THE PROBLEM: Output every entry exactly as written, skipping any pictures.
─── EXERCISE MATERIAL
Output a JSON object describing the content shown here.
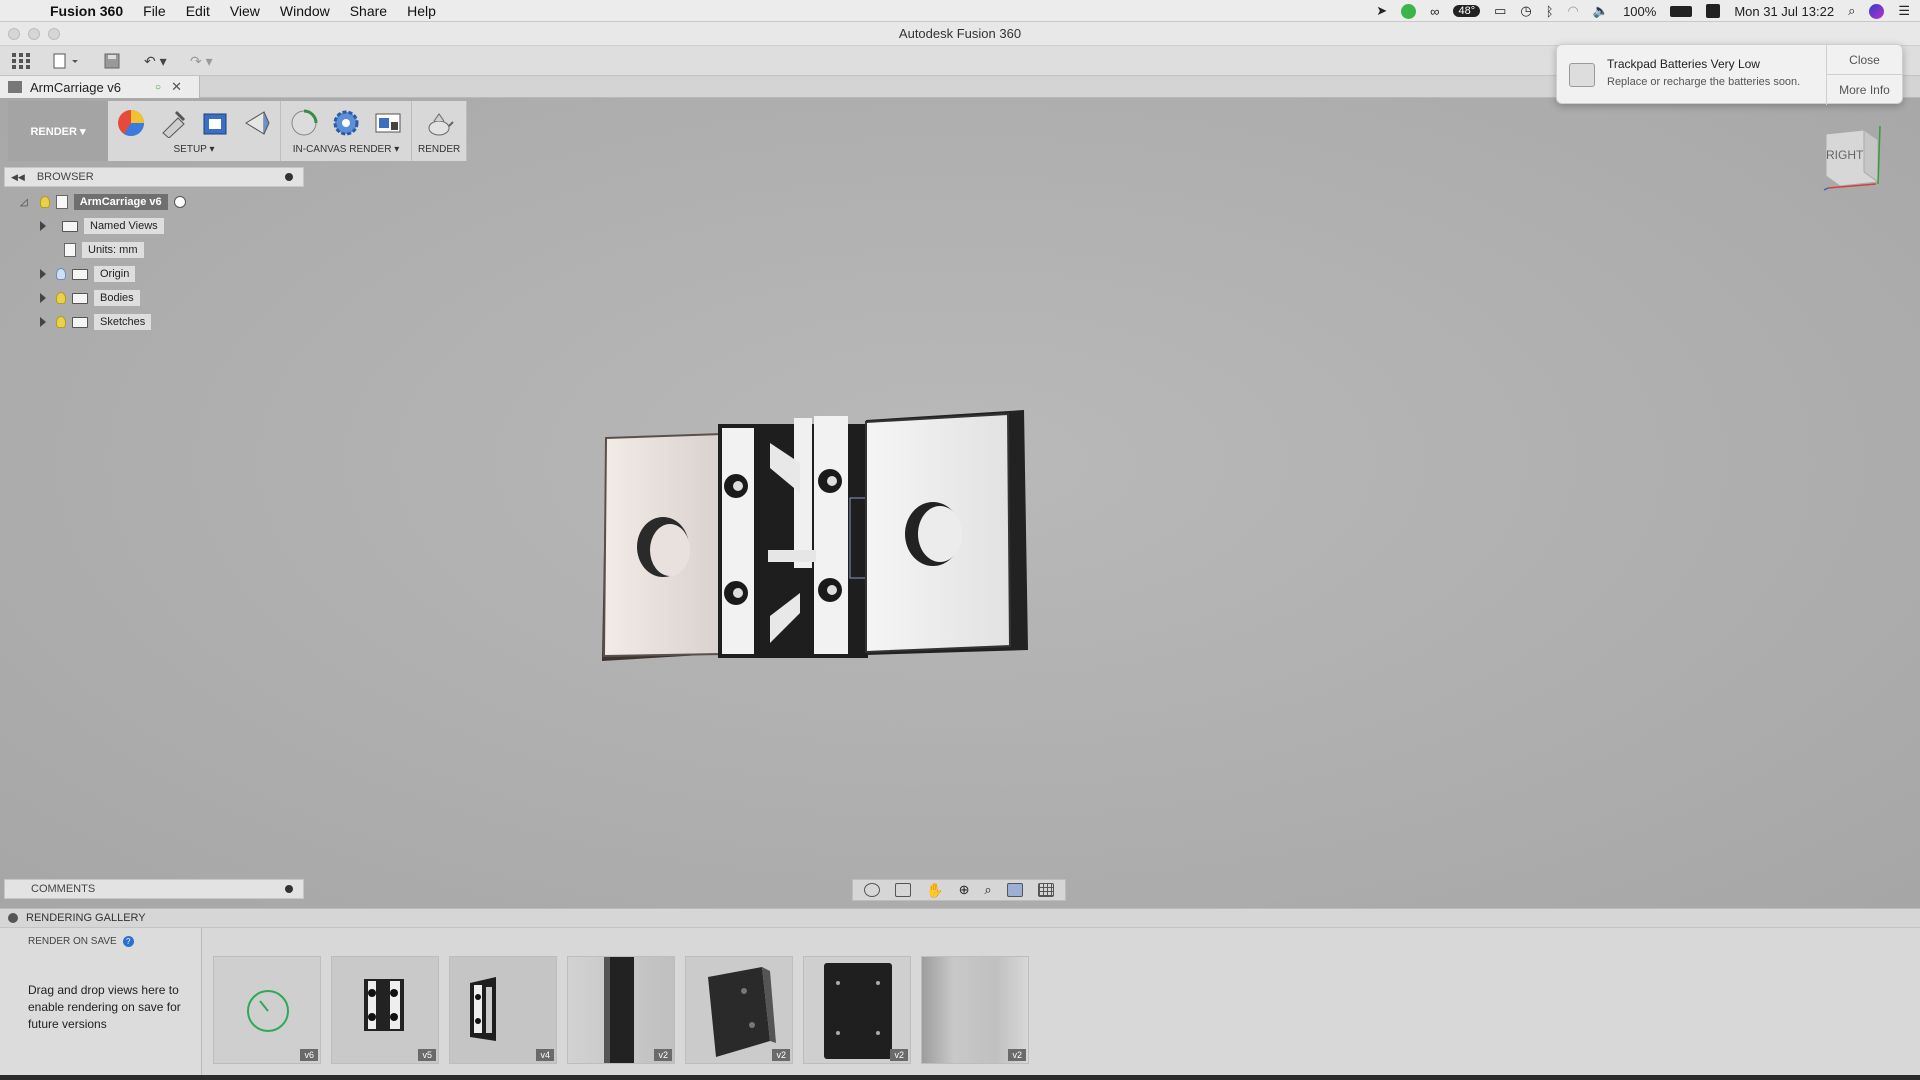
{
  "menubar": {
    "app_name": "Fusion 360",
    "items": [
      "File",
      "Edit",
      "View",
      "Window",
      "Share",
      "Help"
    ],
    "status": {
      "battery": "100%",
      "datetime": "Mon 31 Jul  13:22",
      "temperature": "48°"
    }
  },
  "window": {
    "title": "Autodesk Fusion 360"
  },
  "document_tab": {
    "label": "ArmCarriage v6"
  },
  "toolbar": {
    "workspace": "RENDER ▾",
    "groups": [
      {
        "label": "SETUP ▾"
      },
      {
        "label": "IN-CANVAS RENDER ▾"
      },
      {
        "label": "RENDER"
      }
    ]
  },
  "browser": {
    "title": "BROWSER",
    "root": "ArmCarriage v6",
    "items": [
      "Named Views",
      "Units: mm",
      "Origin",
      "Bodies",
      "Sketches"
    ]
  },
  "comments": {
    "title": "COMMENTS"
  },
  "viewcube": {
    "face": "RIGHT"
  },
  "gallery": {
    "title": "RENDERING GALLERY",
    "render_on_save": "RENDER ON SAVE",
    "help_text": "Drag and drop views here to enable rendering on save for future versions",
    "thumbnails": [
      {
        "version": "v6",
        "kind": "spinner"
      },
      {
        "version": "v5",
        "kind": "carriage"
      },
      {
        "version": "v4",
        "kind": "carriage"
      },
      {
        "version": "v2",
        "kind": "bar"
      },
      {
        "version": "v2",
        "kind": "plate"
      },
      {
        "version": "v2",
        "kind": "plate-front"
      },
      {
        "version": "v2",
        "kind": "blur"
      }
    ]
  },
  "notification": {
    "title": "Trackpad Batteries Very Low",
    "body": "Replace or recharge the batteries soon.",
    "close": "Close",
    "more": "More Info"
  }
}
──────
RESULT FOR THIS EXERCISE:
Output a JSON object describing the content shown here.
{
  "menubar": {
    "app_name": "Fusion 360",
    "items": [
      "File",
      "Edit",
      "View",
      "Window",
      "Share",
      "Help"
    ],
    "status": {
      "battery": "100%",
      "datetime": "Mon 31 Jul  13:22",
      "temperature": "48°"
    }
  },
  "window": {
    "title": "Autodesk Fusion 360"
  },
  "document_tab": {
    "label": "ArmCarriage v6"
  },
  "toolbar": {
    "workspace": "RENDER ▾",
    "groups": [
      {
        "label": "SETUP ▾"
      },
      {
        "label": "IN-CANVAS RENDER ▾"
      },
      {
        "label": "RENDER"
      }
    ]
  },
  "browser": {
    "title": "BROWSER",
    "root": "ArmCarriage v6",
    "items": [
      "Named Views",
      "Units: mm",
      "Origin",
      "Bodies",
      "Sketches"
    ]
  },
  "comments": {
    "title": "COMMENTS"
  },
  "viewcube": {
    "face": "RIGHT"
  },
  "gallery": {
    "title": "RENDERING GALLERY",
    "render_on_save": "RENDER ON SAVE",
    "help_text": "Drag and drop views here to enable rendering on save for future versions",
    "thumbnails": [
      {
        "version": "v6",
        "kind": "spinner"
      },
      {
        "version": "v5",
        "kind": "carriage"
      },
      {
        "version": "v4",
        "kind": "carriage"
      },
      {
        "version": "v2",
        "kind": "bar"
      },
      {
        "version": "v2",
        "kind": "plate"
      },
      {
        "version": "v2",
        "kind": "plate-front"
      },
      {
        "version": "v2",
        "kind": "blur"
      }
    ]
  },
  "notification": {
    "title": "Trackpad Batteries Very Low",
    "body": "Replace or recharge the batteries soon.",
    "close": "Close",
    "more": "More Info"
  }
}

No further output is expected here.